+++ EXTRACTED INFORMATION +++

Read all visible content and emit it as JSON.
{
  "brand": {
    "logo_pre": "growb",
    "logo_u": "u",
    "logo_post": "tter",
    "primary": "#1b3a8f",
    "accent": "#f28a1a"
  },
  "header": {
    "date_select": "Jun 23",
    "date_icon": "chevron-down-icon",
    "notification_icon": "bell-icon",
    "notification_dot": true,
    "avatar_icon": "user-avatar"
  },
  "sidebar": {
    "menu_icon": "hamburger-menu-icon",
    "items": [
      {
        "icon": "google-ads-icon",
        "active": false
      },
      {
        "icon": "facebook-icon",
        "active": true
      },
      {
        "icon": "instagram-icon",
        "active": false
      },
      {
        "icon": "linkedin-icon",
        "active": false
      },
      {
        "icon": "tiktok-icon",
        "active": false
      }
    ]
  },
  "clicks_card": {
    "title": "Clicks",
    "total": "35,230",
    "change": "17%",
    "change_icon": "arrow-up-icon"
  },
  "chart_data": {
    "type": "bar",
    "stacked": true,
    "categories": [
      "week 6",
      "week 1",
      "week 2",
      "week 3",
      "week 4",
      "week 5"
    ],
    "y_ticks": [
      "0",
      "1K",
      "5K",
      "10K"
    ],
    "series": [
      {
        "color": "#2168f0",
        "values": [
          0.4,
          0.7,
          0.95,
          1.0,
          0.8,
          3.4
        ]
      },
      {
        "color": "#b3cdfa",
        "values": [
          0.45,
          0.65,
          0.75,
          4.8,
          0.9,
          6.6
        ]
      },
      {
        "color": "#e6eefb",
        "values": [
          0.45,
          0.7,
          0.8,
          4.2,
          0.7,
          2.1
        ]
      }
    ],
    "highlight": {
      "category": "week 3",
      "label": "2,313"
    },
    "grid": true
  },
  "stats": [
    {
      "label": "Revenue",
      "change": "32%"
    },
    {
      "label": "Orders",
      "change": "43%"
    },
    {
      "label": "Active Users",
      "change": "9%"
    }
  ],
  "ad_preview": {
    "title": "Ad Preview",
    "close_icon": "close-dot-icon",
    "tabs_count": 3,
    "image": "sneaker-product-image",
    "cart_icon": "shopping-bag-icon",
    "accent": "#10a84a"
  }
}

+++

EXERCISE REQUIREMENTS
All of the entries above need to be reproduced exactly.

SOLUTION BELOW
Read all visible content and emit it as JSON.
{
  "brand": {
    "logo_pre": "growb",
    "logo_u": "u",
    "logo_post": "tter",
    "primary": "#1b3a8f",
    "accent": "#f28a1a"
  },
  "header": {
    "date_select": "Jun 23",
    "date_icon": "chevron-down-icon",
    "notification_icon": "bell-icon",
    "notification_dot": true,
    "avatar_icon": "user-avatar"
  },
  "sidebar": {
    "menu_icon": "hamburger-menu-icon",
    "items": [
      {
        "icon": "google-ads-icon",
        "active": false
      },
      {
        "icon": "facebook-icon",
        "active": true
      },
      {
        "icon": "instagram-icon",
        "active": false
      },
      {
        "icon": "linkedin-icon",
        "active": false
      },
      {
        "icon": "tiktok-icon",
        "active": false
      }
    ]
  },
  "clicks_card": {
    "title": "Clicks",
    "total": "35,230",
    "change": "17%",
    "change_icon": "arrow-up-icon"
  },
  "chart_data": {
    "type": "bar",
    "stacked": true,
    "categories": [
      "week 6",
      "week 1",
      "week 2",
      "week 3",
      "week 4",
      "week 5"
    ],
    "y_ticks": [
      "0",
      "1K",
      "5K",
      "10K"
    ],
    "series": [
      {
        "color": "#2168f0",
        "values": [
          0.4,
          0.7,
          0.95,
          1.0,
          0.8,
          3.4
        ]
      },
      {
        "color": "#b3cdfa",
        "values": [
          0.45,
          0.65,
          0.75,
          4.8,
          0.9,
          6.6
        ]
      },
      {
        "color": "#e6eefb",
        "values": [
          0.45,
          0.7,
          0.8,
          4.2,
          0.7,
          2.1
        ]
      }
    ],
    "highlight": {
      "category": "week 3",
      "label": "2,313"
    },
    "grid": true
  },
  "stats": [
    {
      "label": "Revenue",
      "change": "32%"
    },
    {
      "label": "Orders",
      "change": "43%"
    },
    {
      "label": "Active Users",
      "change": "9%"
    }
  ],
  "ad_preview": {
    "title": "Ad Preview",
    "close_icon": "close-dot-icon",
    "tabs_count": 3,
    "image": "sneaker-product-image",
    "cart_icon": "shopping-bag-icon",
    "accent": "#10a84a"
  }
}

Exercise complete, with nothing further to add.